## Job
Scan the material that follows. Copy every line containing the word "USDC".

## Source material
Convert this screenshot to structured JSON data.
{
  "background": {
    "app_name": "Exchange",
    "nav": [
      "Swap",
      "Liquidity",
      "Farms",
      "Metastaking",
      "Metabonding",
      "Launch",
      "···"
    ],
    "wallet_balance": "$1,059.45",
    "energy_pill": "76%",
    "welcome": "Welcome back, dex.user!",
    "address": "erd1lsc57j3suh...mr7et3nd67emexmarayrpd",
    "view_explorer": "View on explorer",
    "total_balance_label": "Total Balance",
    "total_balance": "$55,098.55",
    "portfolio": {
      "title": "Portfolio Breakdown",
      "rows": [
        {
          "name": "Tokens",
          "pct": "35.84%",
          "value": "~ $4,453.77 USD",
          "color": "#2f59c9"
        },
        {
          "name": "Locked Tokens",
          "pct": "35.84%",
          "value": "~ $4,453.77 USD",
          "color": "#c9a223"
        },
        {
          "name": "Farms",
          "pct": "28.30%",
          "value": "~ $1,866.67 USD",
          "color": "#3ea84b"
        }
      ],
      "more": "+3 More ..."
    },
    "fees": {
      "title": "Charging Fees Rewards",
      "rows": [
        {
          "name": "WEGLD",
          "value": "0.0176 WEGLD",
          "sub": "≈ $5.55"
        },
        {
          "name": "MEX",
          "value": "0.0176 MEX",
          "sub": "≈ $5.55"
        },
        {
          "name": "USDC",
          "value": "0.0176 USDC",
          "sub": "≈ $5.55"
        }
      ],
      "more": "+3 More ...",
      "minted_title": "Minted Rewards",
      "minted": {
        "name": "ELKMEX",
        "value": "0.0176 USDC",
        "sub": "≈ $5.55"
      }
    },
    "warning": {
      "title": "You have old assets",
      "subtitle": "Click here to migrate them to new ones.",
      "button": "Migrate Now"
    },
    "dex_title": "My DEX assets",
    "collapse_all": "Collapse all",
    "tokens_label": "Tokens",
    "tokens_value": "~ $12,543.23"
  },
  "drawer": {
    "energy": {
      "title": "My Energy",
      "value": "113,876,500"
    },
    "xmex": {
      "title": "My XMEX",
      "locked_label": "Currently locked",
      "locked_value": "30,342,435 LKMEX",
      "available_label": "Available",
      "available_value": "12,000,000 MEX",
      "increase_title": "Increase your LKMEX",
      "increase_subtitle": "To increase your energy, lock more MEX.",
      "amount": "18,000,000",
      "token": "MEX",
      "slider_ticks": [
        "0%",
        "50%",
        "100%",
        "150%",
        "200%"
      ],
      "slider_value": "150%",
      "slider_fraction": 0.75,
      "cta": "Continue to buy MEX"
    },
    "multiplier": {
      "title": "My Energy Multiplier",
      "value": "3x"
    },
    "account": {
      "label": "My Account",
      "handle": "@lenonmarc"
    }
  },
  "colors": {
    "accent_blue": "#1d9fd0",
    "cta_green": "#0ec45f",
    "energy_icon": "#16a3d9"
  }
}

## Result of this task
          "name": "USDC",
          "value": "0.0176 USDC",
        "value": "0.0176 USDC",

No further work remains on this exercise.